***** Exercise material

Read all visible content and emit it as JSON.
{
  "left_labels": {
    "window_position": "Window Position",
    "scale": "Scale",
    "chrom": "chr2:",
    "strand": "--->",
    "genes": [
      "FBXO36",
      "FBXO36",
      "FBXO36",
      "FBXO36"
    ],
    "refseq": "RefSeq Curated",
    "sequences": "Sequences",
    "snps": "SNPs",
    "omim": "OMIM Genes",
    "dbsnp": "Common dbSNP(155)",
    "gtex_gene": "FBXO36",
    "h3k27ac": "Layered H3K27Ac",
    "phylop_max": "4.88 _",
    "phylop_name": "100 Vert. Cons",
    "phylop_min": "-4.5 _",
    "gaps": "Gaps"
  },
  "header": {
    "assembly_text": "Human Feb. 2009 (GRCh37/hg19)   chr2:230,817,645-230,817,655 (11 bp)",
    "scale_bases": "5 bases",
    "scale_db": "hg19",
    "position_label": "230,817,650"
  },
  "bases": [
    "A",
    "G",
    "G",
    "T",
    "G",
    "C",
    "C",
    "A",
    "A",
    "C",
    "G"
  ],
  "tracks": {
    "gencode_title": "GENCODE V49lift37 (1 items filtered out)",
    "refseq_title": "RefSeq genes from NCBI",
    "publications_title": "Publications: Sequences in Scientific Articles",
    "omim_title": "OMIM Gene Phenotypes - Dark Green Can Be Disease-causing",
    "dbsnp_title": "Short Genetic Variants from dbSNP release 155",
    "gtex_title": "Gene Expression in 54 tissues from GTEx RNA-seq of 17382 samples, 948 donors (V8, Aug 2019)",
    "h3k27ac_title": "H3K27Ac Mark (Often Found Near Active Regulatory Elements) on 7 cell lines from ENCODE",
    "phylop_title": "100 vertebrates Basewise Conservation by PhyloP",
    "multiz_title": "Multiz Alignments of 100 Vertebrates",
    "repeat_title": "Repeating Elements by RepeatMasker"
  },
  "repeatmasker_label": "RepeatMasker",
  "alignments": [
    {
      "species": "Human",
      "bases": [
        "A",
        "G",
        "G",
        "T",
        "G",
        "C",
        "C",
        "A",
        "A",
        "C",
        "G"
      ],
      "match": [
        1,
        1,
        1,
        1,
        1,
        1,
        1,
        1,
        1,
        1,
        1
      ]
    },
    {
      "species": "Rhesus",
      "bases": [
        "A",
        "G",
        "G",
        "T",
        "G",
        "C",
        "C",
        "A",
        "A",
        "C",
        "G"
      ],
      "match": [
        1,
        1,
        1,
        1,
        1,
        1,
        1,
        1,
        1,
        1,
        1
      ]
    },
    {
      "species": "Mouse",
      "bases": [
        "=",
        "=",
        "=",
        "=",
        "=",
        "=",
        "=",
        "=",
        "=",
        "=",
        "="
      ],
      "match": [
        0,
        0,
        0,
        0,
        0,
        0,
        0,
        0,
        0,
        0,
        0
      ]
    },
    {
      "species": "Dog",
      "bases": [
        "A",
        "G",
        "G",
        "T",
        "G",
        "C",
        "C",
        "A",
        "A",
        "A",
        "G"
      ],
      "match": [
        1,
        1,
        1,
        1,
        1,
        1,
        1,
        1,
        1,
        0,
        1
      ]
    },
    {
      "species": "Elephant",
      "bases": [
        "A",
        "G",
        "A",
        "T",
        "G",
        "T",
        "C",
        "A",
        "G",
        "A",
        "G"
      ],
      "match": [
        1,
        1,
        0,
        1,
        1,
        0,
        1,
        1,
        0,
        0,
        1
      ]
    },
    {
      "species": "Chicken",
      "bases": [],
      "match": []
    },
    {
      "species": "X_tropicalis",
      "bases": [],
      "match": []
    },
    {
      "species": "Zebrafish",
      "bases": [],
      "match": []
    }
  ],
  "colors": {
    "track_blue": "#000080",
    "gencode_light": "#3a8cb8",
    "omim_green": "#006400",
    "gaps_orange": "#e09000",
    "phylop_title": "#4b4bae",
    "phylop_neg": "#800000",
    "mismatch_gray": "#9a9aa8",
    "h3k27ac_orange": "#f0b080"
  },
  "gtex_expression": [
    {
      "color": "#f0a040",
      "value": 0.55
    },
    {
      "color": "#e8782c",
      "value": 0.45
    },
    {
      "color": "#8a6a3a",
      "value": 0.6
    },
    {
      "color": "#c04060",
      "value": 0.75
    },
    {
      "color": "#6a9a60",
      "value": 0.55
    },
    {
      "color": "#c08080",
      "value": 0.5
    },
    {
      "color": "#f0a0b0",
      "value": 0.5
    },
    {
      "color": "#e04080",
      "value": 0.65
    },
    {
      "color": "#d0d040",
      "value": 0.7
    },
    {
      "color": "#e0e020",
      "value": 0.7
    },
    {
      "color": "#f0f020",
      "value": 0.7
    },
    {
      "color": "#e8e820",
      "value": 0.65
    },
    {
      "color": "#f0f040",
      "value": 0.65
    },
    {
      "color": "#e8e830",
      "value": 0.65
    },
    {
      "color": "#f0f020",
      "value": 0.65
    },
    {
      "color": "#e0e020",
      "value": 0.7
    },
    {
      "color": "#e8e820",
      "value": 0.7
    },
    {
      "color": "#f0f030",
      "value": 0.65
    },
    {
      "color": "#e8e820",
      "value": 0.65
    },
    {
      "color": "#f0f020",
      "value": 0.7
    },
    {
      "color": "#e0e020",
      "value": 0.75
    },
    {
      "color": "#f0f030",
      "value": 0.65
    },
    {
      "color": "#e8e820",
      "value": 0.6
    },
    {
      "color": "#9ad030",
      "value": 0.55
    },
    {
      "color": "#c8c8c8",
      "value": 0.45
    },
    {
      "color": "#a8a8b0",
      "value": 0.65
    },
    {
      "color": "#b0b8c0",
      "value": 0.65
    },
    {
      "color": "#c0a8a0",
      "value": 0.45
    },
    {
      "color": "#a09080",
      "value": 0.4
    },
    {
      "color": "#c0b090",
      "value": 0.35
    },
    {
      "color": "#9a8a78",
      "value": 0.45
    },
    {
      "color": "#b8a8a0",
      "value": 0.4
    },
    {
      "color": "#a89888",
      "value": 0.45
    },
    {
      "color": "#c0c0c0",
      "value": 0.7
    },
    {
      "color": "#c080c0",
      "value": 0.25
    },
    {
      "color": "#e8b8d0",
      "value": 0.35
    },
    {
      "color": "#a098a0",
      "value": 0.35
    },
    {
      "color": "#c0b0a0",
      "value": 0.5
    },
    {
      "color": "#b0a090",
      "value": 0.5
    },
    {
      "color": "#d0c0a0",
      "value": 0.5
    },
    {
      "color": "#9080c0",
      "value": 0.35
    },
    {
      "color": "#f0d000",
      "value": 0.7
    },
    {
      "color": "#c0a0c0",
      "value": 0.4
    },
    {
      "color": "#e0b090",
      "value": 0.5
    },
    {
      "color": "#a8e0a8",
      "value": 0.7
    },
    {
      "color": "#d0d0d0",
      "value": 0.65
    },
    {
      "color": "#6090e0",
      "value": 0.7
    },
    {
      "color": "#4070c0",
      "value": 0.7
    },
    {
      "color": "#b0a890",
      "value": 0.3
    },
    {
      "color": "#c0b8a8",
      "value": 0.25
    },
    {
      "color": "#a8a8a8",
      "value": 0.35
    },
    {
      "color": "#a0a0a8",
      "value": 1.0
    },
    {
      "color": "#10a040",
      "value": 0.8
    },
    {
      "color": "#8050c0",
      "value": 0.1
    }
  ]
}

**********

Activity: Go through the lines above. Select every one that has the string "RefSeq".

Solved exercise:
    "refseq": "RefSeq Curated",
    "refseq_title": "RefSeq genes from NCBI",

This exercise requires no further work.